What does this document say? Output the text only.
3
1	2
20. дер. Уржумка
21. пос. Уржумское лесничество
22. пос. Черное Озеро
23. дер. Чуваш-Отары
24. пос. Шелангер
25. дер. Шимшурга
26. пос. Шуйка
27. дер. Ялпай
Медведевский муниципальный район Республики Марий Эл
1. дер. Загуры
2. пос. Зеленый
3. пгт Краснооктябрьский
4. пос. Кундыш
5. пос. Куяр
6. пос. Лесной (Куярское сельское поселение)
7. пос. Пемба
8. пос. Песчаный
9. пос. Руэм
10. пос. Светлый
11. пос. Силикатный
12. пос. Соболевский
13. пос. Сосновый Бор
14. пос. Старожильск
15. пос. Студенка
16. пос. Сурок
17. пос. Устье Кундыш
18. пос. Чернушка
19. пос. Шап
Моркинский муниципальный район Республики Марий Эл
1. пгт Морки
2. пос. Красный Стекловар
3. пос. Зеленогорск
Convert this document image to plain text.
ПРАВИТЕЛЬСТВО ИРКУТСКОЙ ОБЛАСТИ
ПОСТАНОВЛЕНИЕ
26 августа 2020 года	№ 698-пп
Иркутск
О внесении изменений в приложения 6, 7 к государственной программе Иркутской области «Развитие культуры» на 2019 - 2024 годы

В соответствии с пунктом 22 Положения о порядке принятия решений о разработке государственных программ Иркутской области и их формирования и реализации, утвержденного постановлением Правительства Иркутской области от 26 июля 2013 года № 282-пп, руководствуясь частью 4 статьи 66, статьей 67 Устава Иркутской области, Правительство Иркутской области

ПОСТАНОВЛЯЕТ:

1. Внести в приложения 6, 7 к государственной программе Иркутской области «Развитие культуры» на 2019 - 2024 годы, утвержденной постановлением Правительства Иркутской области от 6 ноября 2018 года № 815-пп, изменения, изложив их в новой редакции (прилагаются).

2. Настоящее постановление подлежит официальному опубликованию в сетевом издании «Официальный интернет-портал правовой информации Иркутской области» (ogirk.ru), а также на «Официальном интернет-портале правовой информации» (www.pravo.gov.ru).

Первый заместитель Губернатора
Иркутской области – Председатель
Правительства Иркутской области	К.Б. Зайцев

+++++

▶ [Task description]: Search the lines for "Развитие". Copy each line that has it.

▶ [Solution]:
О внесении изменений в приложения 6, 7 к государственной программе Иркутской области «Развитие культуры» на 2019 - 2024 годы
1. Внести в приложения 6, 7 к государственной программе Иркутской области «Развитие культуры» на 2019 - 2024 годы, утвержденной постановлением Правительства Иркутской области от 6 ноября 2018 года № 815-пп, изменения, изложив их в новой редакции (прилагаются).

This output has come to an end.